+++ Items +++

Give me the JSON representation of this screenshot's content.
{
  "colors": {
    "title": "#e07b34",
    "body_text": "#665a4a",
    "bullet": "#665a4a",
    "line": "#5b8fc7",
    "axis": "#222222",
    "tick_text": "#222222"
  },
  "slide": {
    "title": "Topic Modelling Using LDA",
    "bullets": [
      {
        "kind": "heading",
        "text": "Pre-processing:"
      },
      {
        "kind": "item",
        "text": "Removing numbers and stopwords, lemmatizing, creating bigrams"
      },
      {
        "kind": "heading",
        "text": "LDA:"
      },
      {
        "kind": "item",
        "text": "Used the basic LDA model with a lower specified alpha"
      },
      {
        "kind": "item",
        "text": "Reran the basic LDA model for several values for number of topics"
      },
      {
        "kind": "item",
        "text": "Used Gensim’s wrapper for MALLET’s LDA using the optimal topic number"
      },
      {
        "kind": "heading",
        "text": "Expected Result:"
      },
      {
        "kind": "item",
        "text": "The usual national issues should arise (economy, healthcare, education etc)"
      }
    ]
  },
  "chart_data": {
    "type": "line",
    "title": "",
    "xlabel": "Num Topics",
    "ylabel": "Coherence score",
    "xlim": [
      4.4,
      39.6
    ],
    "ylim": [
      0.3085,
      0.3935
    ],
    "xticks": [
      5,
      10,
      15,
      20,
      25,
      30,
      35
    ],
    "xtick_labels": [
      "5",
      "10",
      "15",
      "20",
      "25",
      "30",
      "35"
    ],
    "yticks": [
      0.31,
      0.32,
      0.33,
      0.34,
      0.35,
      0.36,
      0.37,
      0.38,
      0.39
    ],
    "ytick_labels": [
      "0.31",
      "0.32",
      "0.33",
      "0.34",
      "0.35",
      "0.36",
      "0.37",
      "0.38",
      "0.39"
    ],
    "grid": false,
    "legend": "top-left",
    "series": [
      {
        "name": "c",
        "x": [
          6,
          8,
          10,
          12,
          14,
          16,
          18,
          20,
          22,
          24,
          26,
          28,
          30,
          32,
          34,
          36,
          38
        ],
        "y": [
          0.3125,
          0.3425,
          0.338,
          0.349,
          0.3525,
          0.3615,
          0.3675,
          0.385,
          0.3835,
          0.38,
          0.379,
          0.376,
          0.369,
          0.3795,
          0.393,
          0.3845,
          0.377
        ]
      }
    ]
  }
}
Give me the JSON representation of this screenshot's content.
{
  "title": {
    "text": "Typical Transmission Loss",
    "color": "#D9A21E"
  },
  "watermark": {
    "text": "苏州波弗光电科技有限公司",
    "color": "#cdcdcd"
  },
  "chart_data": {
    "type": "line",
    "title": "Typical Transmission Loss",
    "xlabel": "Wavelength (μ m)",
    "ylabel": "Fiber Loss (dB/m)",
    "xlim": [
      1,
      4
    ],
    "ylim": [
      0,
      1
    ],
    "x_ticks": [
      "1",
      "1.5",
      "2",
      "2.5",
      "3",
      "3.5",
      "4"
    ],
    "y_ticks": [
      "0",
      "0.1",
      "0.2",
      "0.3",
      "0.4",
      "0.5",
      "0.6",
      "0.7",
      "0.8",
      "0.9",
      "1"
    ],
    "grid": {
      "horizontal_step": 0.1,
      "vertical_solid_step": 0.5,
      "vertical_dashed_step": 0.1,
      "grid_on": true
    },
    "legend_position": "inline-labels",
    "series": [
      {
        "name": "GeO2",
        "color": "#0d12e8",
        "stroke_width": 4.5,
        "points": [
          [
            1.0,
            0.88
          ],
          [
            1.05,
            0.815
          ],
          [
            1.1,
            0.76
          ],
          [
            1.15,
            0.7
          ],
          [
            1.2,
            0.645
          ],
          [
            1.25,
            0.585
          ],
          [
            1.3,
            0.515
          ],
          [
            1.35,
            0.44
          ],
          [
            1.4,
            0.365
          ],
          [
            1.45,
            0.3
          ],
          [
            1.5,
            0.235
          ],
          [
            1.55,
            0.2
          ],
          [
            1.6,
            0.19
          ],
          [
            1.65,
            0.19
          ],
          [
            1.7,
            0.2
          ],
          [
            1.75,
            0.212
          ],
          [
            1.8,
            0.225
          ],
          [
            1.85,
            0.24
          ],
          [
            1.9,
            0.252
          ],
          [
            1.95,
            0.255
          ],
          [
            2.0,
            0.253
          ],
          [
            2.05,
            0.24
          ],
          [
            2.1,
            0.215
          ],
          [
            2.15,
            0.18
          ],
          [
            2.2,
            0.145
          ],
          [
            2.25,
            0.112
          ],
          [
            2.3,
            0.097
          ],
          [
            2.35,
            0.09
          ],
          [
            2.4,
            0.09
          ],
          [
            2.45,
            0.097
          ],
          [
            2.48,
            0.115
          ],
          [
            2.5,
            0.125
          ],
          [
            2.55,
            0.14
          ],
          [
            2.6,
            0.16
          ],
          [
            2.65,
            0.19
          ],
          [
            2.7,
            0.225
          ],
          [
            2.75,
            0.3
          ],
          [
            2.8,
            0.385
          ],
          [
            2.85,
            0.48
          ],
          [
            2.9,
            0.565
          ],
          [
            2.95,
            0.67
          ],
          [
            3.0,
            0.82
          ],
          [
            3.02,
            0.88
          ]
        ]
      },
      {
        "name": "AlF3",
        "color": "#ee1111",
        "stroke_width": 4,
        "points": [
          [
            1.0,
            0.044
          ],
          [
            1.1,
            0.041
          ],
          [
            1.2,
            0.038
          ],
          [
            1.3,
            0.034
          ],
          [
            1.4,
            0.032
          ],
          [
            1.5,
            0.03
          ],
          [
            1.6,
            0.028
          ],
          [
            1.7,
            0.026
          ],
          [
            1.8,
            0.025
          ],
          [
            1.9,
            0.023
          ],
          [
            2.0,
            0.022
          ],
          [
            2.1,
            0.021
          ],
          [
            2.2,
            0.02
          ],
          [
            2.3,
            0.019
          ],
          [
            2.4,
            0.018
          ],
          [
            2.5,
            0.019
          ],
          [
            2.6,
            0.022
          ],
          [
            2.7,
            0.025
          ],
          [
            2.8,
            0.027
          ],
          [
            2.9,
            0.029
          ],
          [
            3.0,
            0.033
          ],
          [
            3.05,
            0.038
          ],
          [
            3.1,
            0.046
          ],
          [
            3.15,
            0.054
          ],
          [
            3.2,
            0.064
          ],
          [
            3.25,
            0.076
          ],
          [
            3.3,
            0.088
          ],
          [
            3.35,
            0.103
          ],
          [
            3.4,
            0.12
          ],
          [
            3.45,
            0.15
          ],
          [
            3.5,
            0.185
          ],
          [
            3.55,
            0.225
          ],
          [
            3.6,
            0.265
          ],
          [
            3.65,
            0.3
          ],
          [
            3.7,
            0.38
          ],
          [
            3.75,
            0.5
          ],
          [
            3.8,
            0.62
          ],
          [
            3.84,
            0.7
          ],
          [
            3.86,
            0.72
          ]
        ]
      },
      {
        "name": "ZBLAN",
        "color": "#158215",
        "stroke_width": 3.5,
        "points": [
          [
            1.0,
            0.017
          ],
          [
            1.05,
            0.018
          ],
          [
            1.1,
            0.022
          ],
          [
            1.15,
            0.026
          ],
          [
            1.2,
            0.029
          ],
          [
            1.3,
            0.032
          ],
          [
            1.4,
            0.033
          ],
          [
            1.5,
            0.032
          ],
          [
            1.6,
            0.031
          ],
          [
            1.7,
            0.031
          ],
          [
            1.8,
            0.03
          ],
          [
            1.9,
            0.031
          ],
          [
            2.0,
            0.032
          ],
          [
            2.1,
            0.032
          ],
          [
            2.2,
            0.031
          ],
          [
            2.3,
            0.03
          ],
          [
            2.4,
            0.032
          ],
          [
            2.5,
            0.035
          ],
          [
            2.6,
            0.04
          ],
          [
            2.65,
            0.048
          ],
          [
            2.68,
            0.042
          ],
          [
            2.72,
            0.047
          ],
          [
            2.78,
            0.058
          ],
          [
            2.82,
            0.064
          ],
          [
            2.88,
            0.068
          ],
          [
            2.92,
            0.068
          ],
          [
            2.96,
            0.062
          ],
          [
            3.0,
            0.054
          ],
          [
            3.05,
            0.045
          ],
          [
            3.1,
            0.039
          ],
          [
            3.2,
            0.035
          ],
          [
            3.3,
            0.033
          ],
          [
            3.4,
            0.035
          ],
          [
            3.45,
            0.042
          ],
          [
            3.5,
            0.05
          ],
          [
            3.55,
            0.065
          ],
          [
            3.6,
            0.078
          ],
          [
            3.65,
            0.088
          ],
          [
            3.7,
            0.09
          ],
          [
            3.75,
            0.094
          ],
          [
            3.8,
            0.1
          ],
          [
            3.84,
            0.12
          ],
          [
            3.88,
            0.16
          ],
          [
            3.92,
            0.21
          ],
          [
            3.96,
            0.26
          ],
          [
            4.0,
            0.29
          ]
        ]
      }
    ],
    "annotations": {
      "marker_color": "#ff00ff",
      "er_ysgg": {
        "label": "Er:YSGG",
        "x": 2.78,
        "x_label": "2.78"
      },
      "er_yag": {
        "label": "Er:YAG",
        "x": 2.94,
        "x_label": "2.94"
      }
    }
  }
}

+++

From the entries above, list each line with "xlabel" in it.

    "xlabel": "Num Topics",
    "xlabel": "Wavelength (μ m)",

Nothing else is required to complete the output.